══ Given data
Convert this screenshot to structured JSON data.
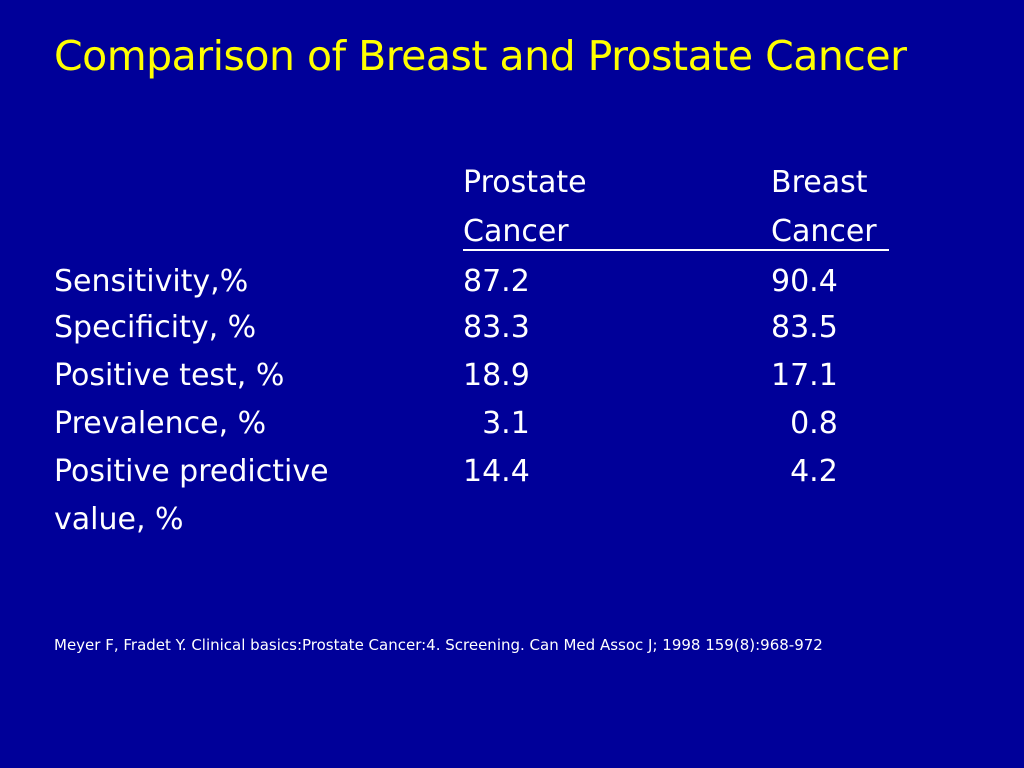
{
  "slide": {
    "title": "Comparison of Breast and Prostate Cancer",
    "title_color": "#ffff00",
    "background_color": "#000099",
    "text_color": "#ffffff"
  },
  "table": {
    "headers": {
      "prostate_line1": "Prostate",
      "prostate_line2": "Cancer",
      "breast_line1": "Breast",
      "breast_line2": "Cancer"
    },
    "rows": [
      {
        "label": "Sensitivity,%",
        "prostate": "87.2",
        "breast": "90.4"
      },
      {
        "label": "Specificity, %",
        "prostate": "83.3",
        "breast": "83.5"
      },
      {
        "label": "Positive test, %",
        "prostate": "18.9",
        "breast": "17.1"
      },
      {
        "label": "Prevalence, %",
        "prostate": "  3.1",
        "breast": "  0.8"
      },
      {
        "label": "Positive predictive",
        "prostate": "14.4",
        "breast": "  4.2"
      }
    ],
    "label_continuation": "value, %"
  },
  "citation": "Meyer F, Fradet Y. Clinical basics:Prostate Cancer:4. Screening. Can Med Assoc J; 1998 159(8):968-972"
}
════
● **The exercise**:
Exclude the pictures and transcribe all of the entries exactly.

● **Output of the exercise**:
Convert this screenshot to structured JSON data.
{
  "slide": {
    "title": "Comparison of Breast and Prostate Cancer",
    "title_color": "#ffff00",
    "background_color": "#000099",
    "text_color": "#ffffff"
  },
  "table": {
    "headers": {
      "prostate_line1": "Prostate",
      "prostate_line2": "Cancer",
      "breast_line1": "Breast",
      "breast_line2": "Cancer"
    },
    "rows": [
      {
        "label": "Sensitivity,%",
        "prostate": "87.2",
        "breast": "90.4"
      },
      {
        "label": "Specificity, %",
        "prostate": "83.3",
        "breast": "83.5"
      },
      {
        "label": "Positive test, %",
        "prostate": "18.9",
        "breast": "17.1"
      },
      {
        "label": "Prevalence, %",
        "prostate": "  3.1",
        "breast": "  0.8"
      },
      {
        "label": "Positive predictive",
        "prostate": "14.4",
        "breast": "  4.2"
      }
    ],
    "label_continuation": "value, %"
  },
  "citation": "Meyer F, Fradet Y. Clinical basics:Prostate Cancer:4. Screening. Can Med Assoc J; 1998 159(8):968-972"
}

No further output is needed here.